-- Reading text --
──────
Bhutan’s vulnerability to Disasters
Geo-physically Bhutan lies in one of the most seismically active zones in the world. Records suggest that while four great earthquakes of magnitude exceeding 8 on the Richter scale had occurred in 1897, 1905, 1934 and 1950 another 10 earthquakes exceeding magnitude 7.5 occurred in the Himalayan belt during the past 100 years. The most recent earthquakes are of 1980 ( 6.1 on Richter scale), 1988(6.1 on Richter scale),2003( 5.5 on Richter scale), February 2006( 5.8 and 5.5 on Richter scale) and 21 September 2009 (6.1 on Richter scale). The September 2009 earthquake caused damages to Dzongs, Lhakhangs, chortens, rural homes, government properties mainly in the 6 eastern Dzongkhags. The most recent earthquake of 18th September 2011 also caused major damages in the country particularly in the western Ddzongkhags of Chukha, Haa, Paro and Samtse. Many rural houses, schools and other government properties worth million were destroyed.
GLOFs( Glacier Lake Outburst Floods) are among the most serious natural hazards that the country faces today. While there are no written records of the 1957 and 1960 GLOFs the 1994 GLOF caused damages to more than 1,700 acres of agricultural and pasture lands and a dozen houses, washed away five water mills and 16 yaks, and destroyed 6 tons of food grains. A recent study carried out by the DGM and the ICIMOD had identified 24 glacial lakes as potentially dangerous. Future threats are likely to affect regions that fall within the Chamkharchu basin, Mangdechu basin, Kurichu basin, Mochu basin and the Phochu basin. These would not only threaten the lives and livelihoods of people living in these valleys but will also be equally hazardous to the industrial infrastructure such as the hydropower projects and the low lying bridges established down in the valleys.
Landslides and flash flood are recurrent phenomena in Bhutan causing severe annual damages during the monsoon. The most recent record of flash floods can be traced back to the heavy rains of 2000mm in the areas of Phuntsholing and Pasakha in 2000 where more than 200 people lost their properties. The 2004 flashfloods affected six eastern Dzongkhags where 9 lives were lost, 29 houses were completely washed away, 26 houses were completely collapsed, 107 houses were partially damaged, destroyed 664 acres of wet and dry land, hundreds of tons of maize, paddy and potatoes were lost, washed away 2000 orange trees. In total 1437 households were affected. The May 2009 “ cyclone AIia” completely washed away the Gasa hot springs and destroyed many agricultural land downstream.
──────
-- Records --
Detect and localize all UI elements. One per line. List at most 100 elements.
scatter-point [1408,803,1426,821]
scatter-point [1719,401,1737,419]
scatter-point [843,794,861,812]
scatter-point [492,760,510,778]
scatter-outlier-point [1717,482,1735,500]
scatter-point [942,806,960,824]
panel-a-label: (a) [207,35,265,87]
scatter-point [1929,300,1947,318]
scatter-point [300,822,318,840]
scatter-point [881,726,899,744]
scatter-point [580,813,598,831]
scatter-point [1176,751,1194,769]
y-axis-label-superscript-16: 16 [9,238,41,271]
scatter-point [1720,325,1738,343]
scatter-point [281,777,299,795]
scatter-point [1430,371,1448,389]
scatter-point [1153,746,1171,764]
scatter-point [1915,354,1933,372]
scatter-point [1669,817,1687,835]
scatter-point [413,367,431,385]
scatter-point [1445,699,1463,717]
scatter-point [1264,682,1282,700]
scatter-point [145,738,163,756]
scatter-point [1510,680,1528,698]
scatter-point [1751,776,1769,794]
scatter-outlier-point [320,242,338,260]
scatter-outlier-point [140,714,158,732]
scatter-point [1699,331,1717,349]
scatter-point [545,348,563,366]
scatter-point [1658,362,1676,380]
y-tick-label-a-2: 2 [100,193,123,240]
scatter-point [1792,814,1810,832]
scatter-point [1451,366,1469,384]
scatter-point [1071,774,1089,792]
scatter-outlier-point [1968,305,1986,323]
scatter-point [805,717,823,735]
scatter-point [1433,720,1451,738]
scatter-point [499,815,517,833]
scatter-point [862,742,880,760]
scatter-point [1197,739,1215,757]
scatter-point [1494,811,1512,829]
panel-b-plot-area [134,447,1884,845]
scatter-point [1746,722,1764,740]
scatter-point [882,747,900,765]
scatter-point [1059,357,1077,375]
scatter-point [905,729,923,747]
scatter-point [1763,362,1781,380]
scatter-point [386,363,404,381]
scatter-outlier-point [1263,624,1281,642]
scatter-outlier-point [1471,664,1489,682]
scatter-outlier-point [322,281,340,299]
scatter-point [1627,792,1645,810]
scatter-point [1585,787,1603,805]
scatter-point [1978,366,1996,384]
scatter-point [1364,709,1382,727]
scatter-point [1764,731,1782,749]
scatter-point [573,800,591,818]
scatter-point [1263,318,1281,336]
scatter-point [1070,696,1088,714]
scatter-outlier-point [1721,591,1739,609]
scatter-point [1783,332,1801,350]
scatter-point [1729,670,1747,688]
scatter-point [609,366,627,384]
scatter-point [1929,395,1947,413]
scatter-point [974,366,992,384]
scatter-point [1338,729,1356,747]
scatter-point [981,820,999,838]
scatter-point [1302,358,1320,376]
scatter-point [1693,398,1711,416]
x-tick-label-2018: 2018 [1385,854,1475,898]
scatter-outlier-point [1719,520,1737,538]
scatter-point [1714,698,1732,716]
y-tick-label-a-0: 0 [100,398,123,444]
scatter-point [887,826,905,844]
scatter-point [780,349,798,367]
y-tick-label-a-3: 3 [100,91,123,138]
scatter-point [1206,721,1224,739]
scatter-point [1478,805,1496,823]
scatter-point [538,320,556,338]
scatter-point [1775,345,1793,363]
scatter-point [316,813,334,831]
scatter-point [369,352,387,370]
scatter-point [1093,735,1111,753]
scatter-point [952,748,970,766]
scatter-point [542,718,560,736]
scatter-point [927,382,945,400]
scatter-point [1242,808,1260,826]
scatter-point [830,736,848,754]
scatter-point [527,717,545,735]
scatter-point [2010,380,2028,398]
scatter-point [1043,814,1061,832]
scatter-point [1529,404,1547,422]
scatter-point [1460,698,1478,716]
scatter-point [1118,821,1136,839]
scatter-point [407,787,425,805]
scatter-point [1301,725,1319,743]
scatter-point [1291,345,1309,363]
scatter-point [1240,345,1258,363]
──────
-- Problems and tasks --
- a) Reproduce the listing verbatim from its first line through the line containing "scatter-point [1494,811,1512,829]", with both of those lines included.
- b) Continue the text on Bhutan's vulnerability to disasters from where it ends.

-- Answers in order --
- a)
Detect and localize all UI elements. One per line. List at most 100 elements.
scatter-point [1408,803,1426,821]
scatter-point [1719,401,1737,419]
scatter-point [843,794,861,812]
scatter-point [492,760,510,778]
scatter-outlier-point [1717,482,1735,500]
scatter-point [942,806,960,824]
panel-a-label: (a) [207,35,265,87]
scatter-point [1929,300,1947,318]
scatter-point [300,822,318,840]
scatter-point [881,726,899,744]
scatter-point [580,813,598,831]
scatter-point [1176,751,1194,769]
y-axis-label-superscript-16: 16 [9,238,41,271]
scatter-point [1720,325,1738,343]
scatter-point [281,777,299,795]
scatter-point [1430,371,1448,389]
scatter-point [1153,746,1171,764]
scatter-point [1915,354,1933,372]
scatter-point [1669,817,1687,835]
scatter-point [413,367,431,385]
scatter-point [1445,699,1463,717]
scatter-point [1264,682,1282,700]
scatter-point [145,738,163,756]
scatter-point [1510,680,1528,698]
scatter-point [1751,776,1769,794]
scatter-outlier-point [320,242,338,260]
scatter-outlier-point [140,714,158,732]
scatter-point [1699,331,1717,349]
scatter-point [545,348,563,366]
scatter-point [1658,362,1676,380]
y-tick-label-a-2: 2 [100,193,123,240]
scatter-point [1792,814,1810,832]
scatter-point [1451,366,1469,384]
scatter-point [1071,774,1089,792]
scatter-outlier-point [1968,305,1986,323]
scatter-point [805,717,823,735]
scatter-point [1433,720,1451,738]
scatter-point [499,815,517,833]
scatter-point [862,742,880,760]
scatter-point [1197,739,1215,757]
scatter-point [1494,811,1512,829]

- b)
Due to the country’s steep terrain, narrow river gorges, unstable physical structure and increasing incidences of landslides have led to the formation of artificial lakes and dams on the rivers. One good example is the formation of an artificial dam due to the rock slide on the Tsatichhu a tributary of Kurichu in September 2003. It posed serious threat to the Kurichu Hydro Power Project by forming an estimated volume of 33 million m3 within 0.3 km3 of the size of the dam body. Such hazards will continue to prevail in Bhutan placing many of our hydro power plants, farmlands, human settlements, social infrastructure and numerous properties of cultural, social, and historical significance that are located in the river valleys.
In the last decade there had been severe forest fire outbreaks. Every year thousands and thousands of hectares of forest were burnt down which have not only a huge impact on the environment and the livelihoods of the communities but remain a persistent threat to the houses, infrastructure, human life, wild life and the domestic animals. 25 houses burnt in Yangthang village in Haa ( 2002),5 houses burnt down in Zhapong, Trashiyangtse( Dec 2005),7 shops burnt down in Chamkhar, Bumthang ( Nov, 2005), the massive fire that broke out from the Dangme-Gamrichu confluence in Bartsham causing immense damage to properties in March 2006, 21 shops/houses burnt down in Wamrong in December 2009, 64 shops/houses burnt down in Chamkhar in October 2010 and another 28 shops/houses burnt down in Chamkhar town in Bumthang are grim reminders of human negligence and carelessness. Heavy use of wood in traditional buildings, dzongs, monasteries and other structures of historical significance make them vulnerable to fire.
Global warming and climate changes have resulted in extreme natural events such as dry weather, excessive rains, and other devastating natural calamities such as typhoons, floods, and droughts. While Bhutan has not experienced any large scale destructions due to such calamities strategies and policies that could address such immediate, medium and long term hazards must be put in place.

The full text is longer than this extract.